→ DO THIS
Work out how many lines hold the string "with". The answer is a single number, nothing more.

+--

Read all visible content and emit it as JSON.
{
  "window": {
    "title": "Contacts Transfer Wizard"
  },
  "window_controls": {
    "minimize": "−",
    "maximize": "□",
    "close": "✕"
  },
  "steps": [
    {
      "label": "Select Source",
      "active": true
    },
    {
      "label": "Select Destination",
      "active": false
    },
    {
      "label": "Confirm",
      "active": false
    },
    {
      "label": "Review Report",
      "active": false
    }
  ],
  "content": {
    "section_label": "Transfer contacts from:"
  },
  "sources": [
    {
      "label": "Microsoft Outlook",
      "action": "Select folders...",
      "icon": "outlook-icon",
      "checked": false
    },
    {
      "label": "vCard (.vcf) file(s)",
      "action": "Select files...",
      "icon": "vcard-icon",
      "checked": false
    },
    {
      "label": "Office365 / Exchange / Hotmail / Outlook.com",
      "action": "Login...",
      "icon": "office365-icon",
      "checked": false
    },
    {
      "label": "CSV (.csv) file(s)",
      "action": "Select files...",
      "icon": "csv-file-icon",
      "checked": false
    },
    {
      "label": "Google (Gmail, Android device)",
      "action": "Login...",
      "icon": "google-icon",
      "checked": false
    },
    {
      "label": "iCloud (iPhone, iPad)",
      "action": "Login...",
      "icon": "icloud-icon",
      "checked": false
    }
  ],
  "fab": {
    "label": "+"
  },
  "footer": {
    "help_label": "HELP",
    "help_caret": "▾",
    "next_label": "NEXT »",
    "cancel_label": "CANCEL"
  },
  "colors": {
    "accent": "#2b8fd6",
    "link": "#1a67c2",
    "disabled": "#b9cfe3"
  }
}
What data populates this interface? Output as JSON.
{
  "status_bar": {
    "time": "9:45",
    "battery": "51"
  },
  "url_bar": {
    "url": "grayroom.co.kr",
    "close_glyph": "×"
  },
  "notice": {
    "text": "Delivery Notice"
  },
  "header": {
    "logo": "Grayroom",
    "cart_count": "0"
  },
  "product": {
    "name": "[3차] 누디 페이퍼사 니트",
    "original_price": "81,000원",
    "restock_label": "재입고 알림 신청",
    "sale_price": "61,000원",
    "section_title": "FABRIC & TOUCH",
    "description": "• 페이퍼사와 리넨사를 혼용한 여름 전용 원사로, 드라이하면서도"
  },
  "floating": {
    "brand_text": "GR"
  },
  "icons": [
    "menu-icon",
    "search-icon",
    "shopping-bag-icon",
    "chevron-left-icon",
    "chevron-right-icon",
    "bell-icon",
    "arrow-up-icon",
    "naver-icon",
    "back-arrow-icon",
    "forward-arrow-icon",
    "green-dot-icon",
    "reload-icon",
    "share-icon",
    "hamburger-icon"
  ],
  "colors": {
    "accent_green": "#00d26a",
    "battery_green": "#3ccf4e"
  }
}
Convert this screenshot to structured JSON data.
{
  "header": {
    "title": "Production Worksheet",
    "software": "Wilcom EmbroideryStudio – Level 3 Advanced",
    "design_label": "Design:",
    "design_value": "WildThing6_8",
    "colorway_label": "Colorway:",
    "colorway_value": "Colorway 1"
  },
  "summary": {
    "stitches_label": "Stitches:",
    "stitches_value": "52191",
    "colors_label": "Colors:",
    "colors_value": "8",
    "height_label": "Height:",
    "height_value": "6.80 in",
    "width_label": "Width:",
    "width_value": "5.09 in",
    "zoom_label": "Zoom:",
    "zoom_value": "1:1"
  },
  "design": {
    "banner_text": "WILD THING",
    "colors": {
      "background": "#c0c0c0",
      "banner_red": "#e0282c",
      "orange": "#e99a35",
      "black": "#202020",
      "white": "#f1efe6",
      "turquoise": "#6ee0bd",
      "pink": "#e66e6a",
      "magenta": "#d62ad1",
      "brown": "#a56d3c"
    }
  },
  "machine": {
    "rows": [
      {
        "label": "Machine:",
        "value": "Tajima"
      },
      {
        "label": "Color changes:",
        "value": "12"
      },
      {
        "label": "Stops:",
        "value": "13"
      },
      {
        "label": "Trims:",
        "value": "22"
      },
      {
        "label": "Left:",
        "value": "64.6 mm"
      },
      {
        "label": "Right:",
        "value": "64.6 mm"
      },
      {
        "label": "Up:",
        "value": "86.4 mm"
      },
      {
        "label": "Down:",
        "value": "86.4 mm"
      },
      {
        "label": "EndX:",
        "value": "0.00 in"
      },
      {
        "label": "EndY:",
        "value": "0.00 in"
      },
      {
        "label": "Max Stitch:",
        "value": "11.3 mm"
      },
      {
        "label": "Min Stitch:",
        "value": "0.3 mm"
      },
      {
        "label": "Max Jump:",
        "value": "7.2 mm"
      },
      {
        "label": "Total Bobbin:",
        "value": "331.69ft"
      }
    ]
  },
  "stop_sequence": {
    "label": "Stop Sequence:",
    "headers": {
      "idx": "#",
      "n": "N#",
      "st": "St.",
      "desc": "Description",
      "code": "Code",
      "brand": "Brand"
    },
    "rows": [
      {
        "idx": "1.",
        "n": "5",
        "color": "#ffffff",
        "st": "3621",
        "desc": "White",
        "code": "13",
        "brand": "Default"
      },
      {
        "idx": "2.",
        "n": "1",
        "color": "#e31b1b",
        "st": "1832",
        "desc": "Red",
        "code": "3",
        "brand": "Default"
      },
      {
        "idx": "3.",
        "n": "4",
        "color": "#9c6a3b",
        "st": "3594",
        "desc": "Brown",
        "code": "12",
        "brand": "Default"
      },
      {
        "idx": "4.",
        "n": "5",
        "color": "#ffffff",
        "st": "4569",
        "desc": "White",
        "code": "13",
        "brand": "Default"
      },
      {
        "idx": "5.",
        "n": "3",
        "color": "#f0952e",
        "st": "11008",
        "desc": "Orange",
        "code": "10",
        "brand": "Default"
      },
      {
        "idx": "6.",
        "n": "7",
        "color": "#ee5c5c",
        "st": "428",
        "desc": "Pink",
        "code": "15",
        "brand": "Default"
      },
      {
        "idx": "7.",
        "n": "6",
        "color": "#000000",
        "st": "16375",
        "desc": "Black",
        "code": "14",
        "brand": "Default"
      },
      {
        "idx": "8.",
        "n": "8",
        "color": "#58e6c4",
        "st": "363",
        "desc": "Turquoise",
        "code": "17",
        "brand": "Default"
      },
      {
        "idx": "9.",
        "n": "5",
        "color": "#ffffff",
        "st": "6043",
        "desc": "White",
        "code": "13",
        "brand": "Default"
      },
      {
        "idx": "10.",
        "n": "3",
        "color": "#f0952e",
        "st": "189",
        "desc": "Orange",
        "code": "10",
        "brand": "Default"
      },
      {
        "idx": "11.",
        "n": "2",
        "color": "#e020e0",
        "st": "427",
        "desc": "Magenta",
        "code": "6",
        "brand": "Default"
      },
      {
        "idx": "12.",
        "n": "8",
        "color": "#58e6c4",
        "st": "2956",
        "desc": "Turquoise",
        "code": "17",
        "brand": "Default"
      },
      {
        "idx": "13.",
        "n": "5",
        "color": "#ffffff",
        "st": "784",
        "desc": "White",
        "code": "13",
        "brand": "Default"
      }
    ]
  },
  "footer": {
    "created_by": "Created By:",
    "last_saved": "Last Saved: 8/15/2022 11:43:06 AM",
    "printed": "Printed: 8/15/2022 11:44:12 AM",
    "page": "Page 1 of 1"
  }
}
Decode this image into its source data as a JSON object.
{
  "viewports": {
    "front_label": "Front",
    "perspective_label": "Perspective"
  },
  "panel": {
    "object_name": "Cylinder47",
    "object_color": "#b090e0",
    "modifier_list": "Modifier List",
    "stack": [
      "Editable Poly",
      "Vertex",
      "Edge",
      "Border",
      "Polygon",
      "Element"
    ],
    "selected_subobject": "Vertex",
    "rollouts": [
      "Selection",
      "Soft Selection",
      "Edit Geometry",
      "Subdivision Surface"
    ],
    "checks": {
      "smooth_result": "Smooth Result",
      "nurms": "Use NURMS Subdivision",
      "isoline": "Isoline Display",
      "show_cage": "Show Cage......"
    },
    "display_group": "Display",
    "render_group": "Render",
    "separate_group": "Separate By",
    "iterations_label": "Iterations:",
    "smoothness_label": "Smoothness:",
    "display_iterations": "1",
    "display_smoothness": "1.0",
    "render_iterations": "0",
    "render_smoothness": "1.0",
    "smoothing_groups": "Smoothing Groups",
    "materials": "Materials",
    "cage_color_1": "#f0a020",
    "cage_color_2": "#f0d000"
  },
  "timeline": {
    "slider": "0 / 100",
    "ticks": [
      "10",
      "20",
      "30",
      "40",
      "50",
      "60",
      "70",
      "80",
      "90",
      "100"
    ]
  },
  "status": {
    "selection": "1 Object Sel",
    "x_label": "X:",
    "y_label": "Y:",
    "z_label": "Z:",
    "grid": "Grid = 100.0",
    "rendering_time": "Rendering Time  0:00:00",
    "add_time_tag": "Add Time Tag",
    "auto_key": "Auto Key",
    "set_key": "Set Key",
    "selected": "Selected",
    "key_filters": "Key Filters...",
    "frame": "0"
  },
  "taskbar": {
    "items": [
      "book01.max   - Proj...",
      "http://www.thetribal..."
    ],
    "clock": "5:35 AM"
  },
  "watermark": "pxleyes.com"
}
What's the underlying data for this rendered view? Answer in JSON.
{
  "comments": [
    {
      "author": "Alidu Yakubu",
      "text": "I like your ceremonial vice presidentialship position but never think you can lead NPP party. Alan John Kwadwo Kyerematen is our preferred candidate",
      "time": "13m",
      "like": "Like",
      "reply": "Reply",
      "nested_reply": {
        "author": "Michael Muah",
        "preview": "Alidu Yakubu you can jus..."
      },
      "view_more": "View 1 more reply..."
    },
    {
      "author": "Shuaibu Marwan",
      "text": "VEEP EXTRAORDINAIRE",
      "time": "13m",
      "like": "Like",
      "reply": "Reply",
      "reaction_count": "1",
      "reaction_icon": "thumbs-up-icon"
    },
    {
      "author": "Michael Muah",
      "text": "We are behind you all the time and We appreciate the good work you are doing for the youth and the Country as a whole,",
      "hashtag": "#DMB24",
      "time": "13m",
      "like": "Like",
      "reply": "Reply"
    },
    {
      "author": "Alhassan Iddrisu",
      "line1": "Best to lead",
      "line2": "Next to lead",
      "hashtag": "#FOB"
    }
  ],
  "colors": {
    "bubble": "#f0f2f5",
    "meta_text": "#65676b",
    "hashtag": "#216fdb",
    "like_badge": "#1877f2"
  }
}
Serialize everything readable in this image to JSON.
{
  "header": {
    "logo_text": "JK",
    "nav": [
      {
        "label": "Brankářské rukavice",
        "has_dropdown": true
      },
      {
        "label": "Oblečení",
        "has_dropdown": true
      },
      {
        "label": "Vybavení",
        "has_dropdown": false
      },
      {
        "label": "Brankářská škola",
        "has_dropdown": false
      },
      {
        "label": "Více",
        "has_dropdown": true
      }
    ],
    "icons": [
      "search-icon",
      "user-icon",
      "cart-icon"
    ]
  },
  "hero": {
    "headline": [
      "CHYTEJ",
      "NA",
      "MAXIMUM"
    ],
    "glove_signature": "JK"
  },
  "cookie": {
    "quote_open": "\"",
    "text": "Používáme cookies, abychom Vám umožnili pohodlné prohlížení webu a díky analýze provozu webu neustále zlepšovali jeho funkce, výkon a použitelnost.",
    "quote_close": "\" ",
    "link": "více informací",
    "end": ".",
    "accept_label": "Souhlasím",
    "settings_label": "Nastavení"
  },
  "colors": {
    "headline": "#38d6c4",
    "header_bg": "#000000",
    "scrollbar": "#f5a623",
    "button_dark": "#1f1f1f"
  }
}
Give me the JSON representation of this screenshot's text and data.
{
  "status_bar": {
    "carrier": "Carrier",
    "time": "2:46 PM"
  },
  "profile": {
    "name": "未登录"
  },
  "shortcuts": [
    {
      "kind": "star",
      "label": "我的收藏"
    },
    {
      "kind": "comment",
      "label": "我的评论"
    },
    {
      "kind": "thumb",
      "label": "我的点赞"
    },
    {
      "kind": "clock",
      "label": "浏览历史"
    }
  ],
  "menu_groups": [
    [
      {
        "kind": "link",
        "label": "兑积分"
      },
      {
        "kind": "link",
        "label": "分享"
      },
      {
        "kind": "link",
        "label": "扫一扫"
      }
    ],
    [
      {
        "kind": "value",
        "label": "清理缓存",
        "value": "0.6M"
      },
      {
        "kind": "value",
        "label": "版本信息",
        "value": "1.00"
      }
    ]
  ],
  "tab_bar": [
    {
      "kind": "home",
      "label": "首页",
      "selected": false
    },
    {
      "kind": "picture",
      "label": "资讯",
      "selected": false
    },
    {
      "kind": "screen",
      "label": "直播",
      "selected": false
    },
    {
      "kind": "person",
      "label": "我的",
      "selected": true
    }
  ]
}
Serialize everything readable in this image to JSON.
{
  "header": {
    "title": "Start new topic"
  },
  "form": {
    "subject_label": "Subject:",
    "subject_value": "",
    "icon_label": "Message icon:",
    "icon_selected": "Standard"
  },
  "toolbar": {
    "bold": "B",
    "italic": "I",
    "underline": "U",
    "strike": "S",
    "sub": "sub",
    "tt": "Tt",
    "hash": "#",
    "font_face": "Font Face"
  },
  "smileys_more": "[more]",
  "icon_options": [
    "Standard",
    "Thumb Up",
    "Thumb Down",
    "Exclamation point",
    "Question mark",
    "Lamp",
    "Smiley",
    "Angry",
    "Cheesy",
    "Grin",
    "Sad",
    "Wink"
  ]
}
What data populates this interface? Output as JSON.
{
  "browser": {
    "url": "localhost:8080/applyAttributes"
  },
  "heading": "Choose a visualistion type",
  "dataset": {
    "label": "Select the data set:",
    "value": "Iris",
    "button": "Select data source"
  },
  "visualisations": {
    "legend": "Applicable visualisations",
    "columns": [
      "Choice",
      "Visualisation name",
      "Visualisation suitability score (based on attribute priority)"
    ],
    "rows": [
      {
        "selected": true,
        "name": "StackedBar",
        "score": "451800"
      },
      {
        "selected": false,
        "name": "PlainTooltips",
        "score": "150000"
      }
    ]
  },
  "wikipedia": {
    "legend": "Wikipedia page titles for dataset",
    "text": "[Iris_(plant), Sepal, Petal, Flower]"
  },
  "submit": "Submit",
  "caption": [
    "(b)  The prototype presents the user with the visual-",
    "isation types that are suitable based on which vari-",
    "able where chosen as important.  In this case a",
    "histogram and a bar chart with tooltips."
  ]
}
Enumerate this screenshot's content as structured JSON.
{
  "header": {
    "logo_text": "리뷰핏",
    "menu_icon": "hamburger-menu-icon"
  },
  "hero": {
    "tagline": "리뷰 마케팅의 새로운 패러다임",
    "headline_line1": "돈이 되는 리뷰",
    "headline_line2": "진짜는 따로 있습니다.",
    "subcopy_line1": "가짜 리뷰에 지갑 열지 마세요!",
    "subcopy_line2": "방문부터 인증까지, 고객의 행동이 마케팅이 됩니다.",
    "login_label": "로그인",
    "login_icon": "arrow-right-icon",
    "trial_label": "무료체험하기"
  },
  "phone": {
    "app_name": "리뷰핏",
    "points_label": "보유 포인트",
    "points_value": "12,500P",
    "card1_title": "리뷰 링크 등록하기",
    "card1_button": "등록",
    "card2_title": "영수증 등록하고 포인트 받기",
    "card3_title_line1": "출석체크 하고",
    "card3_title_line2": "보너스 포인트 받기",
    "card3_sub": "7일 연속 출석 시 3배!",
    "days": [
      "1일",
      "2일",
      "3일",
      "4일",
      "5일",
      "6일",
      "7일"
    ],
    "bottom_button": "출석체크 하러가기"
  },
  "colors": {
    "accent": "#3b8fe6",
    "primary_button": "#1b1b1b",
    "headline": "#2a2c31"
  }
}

+--

→ RESPONSE TO THE EXERCISE
2